Required work: Extract each line where the string "Prokuratury" shows up.

Data supplied:
════════

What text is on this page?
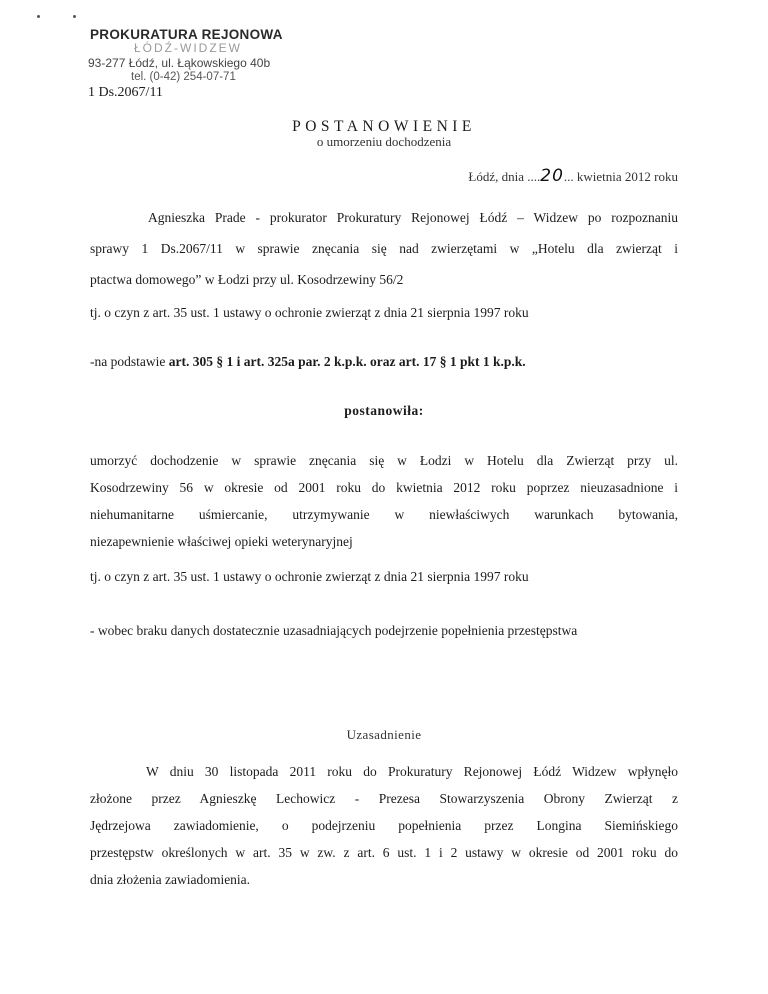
PROKURATURA REJONOWA
ŁÓDŹ-WIDZEW
93-277 Łódź, ul. Łąkowskiego 40b
tel. (0-42) 254-07-71
1 Ds.2067/11
POSTANOWIENIE
o umorzeniu dochodzenia
Łódź, dnia ....20... kwietnia 2012 roku
Agnieszka Prade - prokurator Prokuratury Rejonowej Łódź – Widzew po rozpoznaniu
sprawy 1 Ds.2067/11 w sprawie znęcania się nad zwierzętami w „Hotelu dla zwierząt i
ptactwa domowego” w Łodzi przy ul. Kosodrzewiny 56/2
tj. o czyn z art. 35 ust. 1 ustawy o ochronie zwierząt z dnia 21 sierpnia 1997 roku
-na podstawie art. 305 § 1 i art. 325a par. 2 k.p.k. oraz art. 17 § 1 pkt 1 k.p.k.
postanowiła:
umorzyć dochodzenie w sprawie znęcania się w Łodzi w Hotelu dla Zwierząt przy ul.
Kosodrzewiny 56 w okresie od 2001 roku do kwietnia 2012 roku poprzez nieuzasadnione i
niehumanitarne uśmiercanie, utrzymywanie w niewłaściwych warunkach bytowania,
niezapewnienie właściwej opieki weterynaryjnej
tj. o czyn z art. 35 ust. 1 ustawy o ochronie zwierząt z dnia 21 sierpnia 1997 roku
- wobec braku danych dostatecznie uzasadniających podejrzenie popełnienia przestępstwa
Uzasadnienie
W dniu 30 listopada 2011 roku do Prokuratury Rejonowej Łódź Widzew wpłynęło
złożone przez Agnieszkę Lechowicz - Prezesa Stowarzyszenia Obrony Zwierząt z
Jędrzejowa zawiadomienie, o podejrzeniu popełnienia przez Longina Siemińskiego
przestępstw określonych w art. 35 w zw. z art. 6 ust. 1 i 2 ustawy w okresie od 2001 roku do
dnia złożenia zawiadomienia.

════════

Task response:
Agnieszka Prade - prokurator Prokuratury Rejonowej Łódź – Widzew po rozpoznaniu
W dniu 30 listopada 2011 roku do Prokuratury Rejonowej Łódź Widzew wpłynęło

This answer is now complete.